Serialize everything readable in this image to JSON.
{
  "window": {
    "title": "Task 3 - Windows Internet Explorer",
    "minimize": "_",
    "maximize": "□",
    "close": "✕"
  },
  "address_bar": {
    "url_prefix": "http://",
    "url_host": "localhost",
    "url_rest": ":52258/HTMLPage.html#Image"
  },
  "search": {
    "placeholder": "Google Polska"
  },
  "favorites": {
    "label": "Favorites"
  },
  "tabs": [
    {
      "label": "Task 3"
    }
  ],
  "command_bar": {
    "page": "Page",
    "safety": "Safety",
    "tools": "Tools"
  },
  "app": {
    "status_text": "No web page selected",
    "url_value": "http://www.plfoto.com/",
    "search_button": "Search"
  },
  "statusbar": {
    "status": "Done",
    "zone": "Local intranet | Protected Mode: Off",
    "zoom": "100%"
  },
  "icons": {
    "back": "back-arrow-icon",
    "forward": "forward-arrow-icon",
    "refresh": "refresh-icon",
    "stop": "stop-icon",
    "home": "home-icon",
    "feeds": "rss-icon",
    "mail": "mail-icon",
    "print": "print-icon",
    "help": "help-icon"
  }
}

------

## What the exercise asks
Of all the lines above, how many contain the word "http"? Give the number and nothing else.

## Exercise solution
2